Aim of the exercise –
Using the material below, work out how many lines contain the word "degree". Reply with the number and nothing more.
--------------------
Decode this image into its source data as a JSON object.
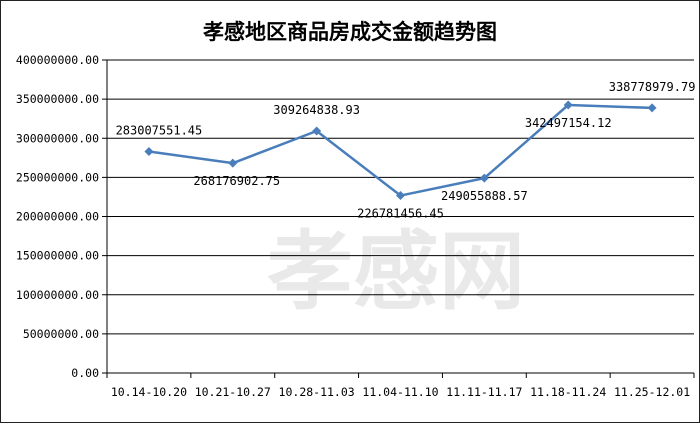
{
  "chart_data": {
    "type": "line",
    "title": "孝感地区商品房成交金额趋势图",
    "categories": [
      "10.14-10.20",
      "10.21-10.27",
      "10.28-11.03",
      "11.04-11.10",
      "11.11-11.17",
      "11.18-11.24",
      "11.25-12.01"
    ],
    "values": [
      283007551.45,
      268176902.75,
      309264838.93,
      226781456.45,
      249055888.57,
      342497154.12,
      338778979.79
    ],
    "value_labels": [
      "283007551.45",
      "268176902.75",
      "309264838.93",
      "226781456.45",
      "249055888.57",
      "342497154.12",
      "338778979.79"
    ],
    "ylim": [
      0,
      400000000
    ],
    "y_ticks": [
      "0.00",
      "50000000.00",
      "100000000.00",
      "150000000.00",
      "200000000.00",
      "250000000.00",
      "300000000.00",
      "350000000.00",
      "400000000.00"
    ],
    "grid": true,
    "line_color": "#4a7ebb",
    "watermark": "孝感网"
  }
}
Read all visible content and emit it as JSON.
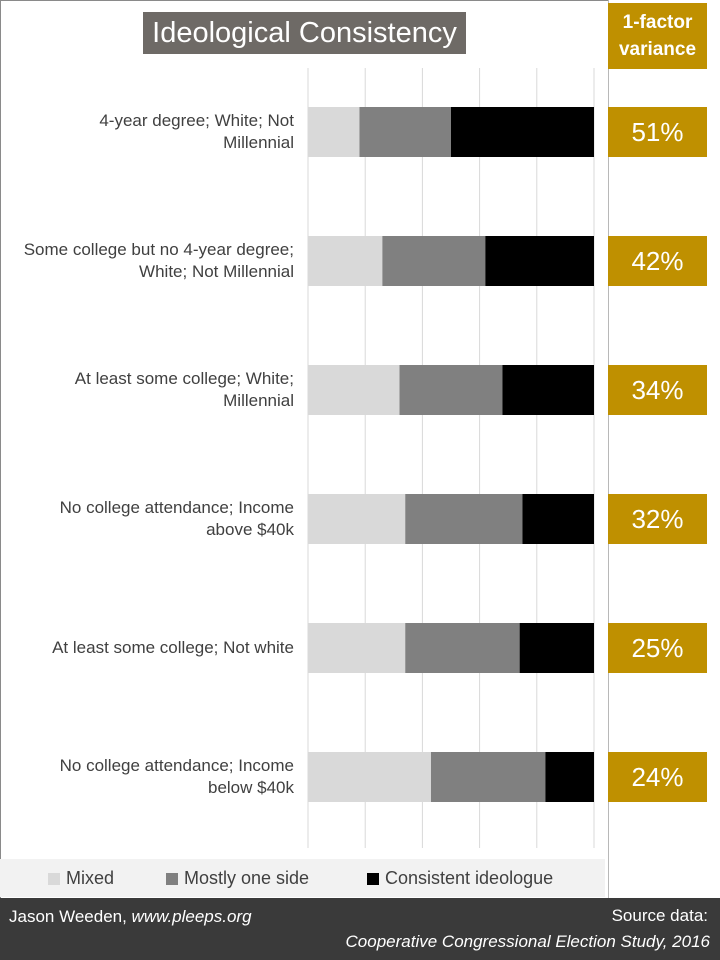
{
  "title": "Ideological Consistency",
  "variance_header": [
    "1-factor",
    "variance"
  ],
  "chart_data": {
    "type": "bar",
    "orientation": "horizontal",
    "stacked": "percent",
    "title": "Ideological Consistency",
    "categories": [
      [
        "4-year degree; White; Not",
        "Millennial"
      ],
      [
        "Some college but no 4-year degree;",
        "White; Not Millennial"
      ],
      [
        "At least some college; White;",
        "Millennial"
      ],
      [
        "No college attendance; Income",
        "above $40k"
      ],
      [
        "At least some college; Not white"
      ],
      [
        "No college attendance; Income",
        "below $40k"
      ]
    ],
    "series": [
      {
        "name": "Mixed",
        "color": "#d9d9d9",
        "values": [
          18,
          26,
          32,
          34,
          34,
          43
        ]
      },
      {
        "name": "Mostly one side",
        "color": "#808080",
        "values": [
          32,
          36,
          36,
          41,
          40,
          40
        ]
      },
      {
        "name": "Consistent ideologue",
        "color": "#000000",
        "values": [
          50,
          38,
          32,
          25,
          26,
          17
        ]
      }
    ],
    "xlim": [
      0,
      100
    ],
    "grid": true,
    "legend": "bottom"
  },
  "variance": [
    "51%",
    "42%",
    "34%",
    "32%",
    "25%",
    "24%"
  ],
  "legend_items": [
    {
      "label": "Mixed",
      "color": "#d9d9d9"
    },
    {
      "label": "Mostly one side",
      "color": "#808080"
    },
    {
      "label": "Consistent ideologue",
      "color": "#000000"
    }
  ],
  "footer": {
    "author": "Jason Weeden, ",
    "site": "www.pleeps.org",
    "source_label": "Source data:",
    "source": "Cooperative Congressional Election Study, 2016"
  },
  "colors": {
    "accent": "#bf9000",
    "title_bg": "#6e6a66",
    "footer_bg": "#3a3a3a"
  }
}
--------------------
Answer in full –
2